# START OF EXERCISE MATERIALS

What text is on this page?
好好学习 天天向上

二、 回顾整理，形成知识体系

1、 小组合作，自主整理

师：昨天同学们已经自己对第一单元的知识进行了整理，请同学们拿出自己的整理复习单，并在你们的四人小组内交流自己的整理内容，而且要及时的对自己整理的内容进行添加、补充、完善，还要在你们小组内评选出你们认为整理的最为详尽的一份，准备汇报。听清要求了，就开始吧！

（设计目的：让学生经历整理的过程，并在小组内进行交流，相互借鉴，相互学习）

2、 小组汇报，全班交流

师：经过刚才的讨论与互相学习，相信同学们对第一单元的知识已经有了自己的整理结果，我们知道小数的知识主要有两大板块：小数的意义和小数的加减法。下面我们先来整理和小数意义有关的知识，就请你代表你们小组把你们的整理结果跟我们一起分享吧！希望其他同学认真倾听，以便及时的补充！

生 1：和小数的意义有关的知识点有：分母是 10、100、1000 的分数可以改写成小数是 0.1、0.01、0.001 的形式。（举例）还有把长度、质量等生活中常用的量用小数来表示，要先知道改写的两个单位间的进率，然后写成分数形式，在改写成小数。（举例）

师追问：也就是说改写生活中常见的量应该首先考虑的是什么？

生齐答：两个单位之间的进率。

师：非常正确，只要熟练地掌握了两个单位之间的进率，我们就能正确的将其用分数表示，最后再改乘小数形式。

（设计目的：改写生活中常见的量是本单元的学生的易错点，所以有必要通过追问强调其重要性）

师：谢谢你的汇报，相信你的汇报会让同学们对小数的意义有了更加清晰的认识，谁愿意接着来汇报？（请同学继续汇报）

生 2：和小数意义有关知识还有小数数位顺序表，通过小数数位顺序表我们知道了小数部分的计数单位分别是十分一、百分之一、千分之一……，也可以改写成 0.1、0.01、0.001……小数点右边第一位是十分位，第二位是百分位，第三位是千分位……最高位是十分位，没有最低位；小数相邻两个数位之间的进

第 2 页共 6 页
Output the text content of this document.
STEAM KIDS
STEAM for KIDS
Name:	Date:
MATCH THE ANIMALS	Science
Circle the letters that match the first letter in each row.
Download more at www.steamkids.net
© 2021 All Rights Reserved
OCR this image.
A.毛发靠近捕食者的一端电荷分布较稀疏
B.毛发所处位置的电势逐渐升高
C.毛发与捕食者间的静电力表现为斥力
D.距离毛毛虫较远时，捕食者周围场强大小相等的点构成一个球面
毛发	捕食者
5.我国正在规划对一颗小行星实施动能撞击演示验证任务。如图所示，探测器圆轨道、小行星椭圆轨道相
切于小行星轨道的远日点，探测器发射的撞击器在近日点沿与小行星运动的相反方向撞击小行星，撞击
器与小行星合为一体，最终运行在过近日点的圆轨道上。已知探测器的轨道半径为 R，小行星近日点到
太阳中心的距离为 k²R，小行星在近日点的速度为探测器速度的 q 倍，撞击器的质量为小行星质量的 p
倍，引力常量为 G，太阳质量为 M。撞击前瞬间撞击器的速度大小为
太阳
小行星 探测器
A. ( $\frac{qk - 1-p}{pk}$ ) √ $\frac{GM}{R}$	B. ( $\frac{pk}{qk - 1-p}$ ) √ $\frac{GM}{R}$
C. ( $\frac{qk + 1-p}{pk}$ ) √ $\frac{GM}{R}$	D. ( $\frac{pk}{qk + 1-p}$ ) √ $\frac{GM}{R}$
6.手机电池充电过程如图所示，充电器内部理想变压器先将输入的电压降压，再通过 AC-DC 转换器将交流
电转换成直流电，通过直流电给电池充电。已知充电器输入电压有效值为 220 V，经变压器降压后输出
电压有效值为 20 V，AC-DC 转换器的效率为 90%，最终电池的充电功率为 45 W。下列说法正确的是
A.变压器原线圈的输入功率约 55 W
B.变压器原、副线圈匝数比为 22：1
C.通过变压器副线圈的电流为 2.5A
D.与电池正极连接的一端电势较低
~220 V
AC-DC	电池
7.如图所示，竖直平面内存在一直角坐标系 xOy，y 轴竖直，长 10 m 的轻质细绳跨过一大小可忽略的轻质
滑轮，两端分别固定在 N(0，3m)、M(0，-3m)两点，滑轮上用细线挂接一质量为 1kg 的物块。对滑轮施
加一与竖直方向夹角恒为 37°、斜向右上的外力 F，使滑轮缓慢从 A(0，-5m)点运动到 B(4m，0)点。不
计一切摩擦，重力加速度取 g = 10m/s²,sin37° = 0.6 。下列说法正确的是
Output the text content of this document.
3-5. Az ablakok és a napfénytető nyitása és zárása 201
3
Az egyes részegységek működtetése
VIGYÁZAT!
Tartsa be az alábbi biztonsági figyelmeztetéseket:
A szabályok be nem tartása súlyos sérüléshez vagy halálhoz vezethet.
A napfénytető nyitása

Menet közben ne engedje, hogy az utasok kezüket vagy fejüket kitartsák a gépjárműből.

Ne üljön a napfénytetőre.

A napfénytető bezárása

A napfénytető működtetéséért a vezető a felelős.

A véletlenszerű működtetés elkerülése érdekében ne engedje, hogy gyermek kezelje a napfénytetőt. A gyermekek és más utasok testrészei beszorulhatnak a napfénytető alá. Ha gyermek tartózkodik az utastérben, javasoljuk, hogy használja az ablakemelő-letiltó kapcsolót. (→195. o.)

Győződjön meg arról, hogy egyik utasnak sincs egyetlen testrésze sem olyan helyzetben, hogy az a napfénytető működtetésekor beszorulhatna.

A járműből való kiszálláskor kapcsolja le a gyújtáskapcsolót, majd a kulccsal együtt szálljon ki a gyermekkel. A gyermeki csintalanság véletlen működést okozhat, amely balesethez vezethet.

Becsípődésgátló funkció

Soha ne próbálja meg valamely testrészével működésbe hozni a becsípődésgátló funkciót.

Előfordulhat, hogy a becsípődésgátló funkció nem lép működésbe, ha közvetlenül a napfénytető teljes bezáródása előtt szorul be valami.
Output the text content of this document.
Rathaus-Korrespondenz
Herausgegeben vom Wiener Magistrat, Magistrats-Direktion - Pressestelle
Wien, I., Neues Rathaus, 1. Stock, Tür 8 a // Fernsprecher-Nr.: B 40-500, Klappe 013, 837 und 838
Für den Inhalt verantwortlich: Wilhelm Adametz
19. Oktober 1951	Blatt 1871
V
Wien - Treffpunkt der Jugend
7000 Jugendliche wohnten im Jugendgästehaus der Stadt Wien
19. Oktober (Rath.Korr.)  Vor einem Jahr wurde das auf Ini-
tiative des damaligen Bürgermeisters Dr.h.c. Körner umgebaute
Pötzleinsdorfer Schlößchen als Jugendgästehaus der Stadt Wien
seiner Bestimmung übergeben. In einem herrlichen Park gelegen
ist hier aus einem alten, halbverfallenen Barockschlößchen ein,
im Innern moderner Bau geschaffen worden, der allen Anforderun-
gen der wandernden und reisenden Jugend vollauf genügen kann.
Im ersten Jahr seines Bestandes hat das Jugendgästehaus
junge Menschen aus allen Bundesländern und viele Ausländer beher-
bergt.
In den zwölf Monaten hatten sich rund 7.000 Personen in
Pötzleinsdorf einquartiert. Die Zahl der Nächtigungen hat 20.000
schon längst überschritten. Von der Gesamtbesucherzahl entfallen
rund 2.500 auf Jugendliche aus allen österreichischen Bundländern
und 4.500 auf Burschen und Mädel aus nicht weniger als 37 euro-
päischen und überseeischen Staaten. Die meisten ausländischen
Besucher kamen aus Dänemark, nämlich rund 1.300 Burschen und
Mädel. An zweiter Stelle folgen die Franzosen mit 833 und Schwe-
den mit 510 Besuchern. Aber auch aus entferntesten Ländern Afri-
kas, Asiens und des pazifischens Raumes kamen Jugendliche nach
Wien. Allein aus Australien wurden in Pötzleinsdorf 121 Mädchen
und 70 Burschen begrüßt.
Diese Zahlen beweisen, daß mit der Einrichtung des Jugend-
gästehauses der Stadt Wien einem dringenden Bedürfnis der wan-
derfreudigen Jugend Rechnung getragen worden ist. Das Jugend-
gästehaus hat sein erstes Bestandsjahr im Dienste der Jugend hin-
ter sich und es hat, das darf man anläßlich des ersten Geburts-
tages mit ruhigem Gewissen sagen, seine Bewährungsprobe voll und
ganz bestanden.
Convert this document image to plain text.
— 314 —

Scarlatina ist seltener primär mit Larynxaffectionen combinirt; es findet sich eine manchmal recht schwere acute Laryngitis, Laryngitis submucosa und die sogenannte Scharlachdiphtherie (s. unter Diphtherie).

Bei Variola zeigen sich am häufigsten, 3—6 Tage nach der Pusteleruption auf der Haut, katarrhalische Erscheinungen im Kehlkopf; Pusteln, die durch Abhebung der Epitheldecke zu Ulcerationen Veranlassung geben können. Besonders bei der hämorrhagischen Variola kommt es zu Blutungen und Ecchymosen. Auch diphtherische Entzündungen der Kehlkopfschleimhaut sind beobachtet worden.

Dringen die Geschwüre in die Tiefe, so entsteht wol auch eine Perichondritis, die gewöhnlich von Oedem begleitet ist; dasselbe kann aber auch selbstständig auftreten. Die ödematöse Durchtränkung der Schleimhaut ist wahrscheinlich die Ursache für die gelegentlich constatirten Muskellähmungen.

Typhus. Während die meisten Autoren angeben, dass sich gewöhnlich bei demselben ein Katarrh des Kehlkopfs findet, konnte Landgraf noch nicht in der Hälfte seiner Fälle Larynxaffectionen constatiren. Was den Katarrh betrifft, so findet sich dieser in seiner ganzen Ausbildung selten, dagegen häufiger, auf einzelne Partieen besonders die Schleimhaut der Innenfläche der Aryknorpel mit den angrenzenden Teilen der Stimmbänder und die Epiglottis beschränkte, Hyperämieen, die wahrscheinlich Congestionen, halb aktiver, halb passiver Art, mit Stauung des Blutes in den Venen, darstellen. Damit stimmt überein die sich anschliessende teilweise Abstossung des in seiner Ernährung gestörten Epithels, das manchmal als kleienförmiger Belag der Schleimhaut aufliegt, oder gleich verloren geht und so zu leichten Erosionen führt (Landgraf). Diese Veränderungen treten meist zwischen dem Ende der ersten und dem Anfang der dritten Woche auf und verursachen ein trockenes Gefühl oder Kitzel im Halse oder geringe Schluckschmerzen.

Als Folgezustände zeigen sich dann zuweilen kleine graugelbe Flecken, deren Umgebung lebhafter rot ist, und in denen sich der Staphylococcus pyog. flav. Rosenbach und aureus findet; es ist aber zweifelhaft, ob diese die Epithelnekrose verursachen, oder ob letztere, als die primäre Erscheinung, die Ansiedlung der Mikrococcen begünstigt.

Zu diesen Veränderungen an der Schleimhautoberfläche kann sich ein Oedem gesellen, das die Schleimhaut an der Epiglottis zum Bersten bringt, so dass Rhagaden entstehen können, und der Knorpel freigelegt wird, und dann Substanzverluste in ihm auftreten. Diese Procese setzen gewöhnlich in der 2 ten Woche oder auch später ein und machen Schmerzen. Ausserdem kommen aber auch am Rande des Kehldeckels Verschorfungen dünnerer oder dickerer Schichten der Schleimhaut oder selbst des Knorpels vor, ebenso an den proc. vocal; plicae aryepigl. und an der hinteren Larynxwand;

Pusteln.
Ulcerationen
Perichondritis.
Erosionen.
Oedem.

# END OF EXERCISE MATERIALS

Find "image". Copy every line it occurs in.

_CORRECT OUTPUT:_
OCR this image.
Convert this document image to plain text.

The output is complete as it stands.